## Work to be completed
Gather up the lines with the word "indicators" in them.

--- --- ---

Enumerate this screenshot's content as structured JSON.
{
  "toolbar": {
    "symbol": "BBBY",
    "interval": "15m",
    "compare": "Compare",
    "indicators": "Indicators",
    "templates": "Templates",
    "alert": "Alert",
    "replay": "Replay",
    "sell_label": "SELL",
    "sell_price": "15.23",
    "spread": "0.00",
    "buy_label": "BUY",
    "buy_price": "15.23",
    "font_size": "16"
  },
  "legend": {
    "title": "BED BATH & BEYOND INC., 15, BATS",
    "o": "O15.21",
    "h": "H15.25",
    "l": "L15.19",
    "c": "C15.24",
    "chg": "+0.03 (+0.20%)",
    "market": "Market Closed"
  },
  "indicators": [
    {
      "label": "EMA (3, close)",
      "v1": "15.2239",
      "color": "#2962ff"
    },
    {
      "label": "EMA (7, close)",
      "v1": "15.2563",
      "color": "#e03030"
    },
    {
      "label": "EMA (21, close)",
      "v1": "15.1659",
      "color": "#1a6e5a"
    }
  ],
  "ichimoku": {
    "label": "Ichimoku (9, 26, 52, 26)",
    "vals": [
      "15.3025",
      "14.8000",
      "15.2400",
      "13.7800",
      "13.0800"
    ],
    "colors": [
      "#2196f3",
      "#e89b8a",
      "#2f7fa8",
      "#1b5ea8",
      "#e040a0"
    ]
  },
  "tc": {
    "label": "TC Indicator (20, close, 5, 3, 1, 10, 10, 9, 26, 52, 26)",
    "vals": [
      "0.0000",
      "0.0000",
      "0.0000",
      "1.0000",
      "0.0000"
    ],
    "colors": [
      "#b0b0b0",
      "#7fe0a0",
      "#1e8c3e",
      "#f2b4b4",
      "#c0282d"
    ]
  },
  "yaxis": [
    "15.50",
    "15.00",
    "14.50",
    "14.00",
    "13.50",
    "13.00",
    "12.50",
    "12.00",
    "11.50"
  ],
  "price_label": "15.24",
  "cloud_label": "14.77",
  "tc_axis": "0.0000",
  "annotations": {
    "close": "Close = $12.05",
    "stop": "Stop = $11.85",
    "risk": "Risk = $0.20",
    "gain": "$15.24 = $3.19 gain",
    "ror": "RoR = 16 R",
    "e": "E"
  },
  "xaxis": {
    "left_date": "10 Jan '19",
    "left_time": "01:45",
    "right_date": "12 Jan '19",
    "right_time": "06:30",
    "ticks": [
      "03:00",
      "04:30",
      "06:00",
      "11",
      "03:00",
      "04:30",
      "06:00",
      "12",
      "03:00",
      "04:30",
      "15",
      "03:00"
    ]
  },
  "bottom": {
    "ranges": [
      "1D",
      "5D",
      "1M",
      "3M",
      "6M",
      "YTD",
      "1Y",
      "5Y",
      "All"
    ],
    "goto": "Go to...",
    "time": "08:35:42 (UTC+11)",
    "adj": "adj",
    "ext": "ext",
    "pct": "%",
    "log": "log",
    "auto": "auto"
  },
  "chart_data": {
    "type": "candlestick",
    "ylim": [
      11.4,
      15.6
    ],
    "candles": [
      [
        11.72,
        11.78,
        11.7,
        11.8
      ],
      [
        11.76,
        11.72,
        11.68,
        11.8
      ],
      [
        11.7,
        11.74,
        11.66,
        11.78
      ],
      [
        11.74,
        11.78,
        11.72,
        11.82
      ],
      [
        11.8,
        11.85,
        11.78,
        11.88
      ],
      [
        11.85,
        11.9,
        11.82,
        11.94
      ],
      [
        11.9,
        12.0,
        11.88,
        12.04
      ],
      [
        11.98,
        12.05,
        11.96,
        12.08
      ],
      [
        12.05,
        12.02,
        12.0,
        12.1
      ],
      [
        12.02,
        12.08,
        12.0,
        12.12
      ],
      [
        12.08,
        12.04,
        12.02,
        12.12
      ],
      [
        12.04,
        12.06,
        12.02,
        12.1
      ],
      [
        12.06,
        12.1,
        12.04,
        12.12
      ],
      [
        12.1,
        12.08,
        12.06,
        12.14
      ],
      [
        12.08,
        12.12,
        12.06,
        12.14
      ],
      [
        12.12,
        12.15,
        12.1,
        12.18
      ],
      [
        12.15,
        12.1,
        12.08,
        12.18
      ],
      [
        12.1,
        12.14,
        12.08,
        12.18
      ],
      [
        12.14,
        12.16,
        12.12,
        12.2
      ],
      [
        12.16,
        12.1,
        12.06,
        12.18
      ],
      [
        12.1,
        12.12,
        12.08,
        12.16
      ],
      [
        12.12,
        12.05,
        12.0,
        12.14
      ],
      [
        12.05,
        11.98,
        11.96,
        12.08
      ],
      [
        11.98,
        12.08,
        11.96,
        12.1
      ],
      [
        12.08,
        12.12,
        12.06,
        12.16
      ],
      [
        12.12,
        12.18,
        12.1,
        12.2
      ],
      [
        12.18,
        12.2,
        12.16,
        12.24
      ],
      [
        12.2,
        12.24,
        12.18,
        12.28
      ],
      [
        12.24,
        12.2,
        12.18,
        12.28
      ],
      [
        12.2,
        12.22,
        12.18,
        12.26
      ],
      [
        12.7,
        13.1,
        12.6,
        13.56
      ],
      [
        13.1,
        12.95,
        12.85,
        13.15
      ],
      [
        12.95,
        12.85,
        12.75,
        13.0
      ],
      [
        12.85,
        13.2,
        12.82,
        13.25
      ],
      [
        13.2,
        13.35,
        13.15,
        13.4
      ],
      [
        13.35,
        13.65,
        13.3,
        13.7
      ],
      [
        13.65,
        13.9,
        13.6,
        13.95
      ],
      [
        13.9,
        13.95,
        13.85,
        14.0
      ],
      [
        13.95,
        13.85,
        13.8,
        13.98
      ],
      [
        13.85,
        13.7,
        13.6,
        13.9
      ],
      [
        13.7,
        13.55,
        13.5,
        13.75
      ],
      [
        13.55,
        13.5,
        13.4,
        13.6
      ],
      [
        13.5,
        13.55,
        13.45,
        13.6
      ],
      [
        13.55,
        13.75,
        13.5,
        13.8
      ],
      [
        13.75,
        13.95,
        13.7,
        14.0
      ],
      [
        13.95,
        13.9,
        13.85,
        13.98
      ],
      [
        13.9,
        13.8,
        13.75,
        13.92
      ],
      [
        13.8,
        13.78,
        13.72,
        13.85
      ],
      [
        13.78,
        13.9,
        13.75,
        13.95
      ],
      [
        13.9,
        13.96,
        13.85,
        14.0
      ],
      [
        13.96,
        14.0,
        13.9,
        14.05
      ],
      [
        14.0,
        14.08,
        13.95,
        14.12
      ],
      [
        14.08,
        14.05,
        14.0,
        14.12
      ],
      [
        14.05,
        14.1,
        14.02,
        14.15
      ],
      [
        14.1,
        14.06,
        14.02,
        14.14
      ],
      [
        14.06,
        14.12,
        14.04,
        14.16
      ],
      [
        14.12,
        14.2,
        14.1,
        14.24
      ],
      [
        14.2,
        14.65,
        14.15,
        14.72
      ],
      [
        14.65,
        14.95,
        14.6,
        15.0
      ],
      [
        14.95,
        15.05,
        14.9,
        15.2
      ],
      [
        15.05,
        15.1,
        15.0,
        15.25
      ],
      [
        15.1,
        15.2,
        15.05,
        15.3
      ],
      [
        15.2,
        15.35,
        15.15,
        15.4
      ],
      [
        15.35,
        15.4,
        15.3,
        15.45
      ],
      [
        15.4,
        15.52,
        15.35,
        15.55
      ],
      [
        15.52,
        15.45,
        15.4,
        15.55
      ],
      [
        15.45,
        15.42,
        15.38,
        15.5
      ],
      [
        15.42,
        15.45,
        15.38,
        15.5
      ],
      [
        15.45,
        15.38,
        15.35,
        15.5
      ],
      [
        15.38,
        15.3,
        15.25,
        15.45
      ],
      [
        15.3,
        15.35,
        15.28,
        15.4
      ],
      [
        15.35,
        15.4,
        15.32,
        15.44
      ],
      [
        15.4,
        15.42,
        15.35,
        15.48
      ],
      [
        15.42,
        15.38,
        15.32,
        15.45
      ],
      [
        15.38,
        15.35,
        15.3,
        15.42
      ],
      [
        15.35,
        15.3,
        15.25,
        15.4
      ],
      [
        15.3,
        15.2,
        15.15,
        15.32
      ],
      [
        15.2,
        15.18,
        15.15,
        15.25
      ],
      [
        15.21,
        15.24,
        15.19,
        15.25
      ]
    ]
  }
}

--- --- ---

## Expected answer
    "indicators": "Indicators",
  "indicators": [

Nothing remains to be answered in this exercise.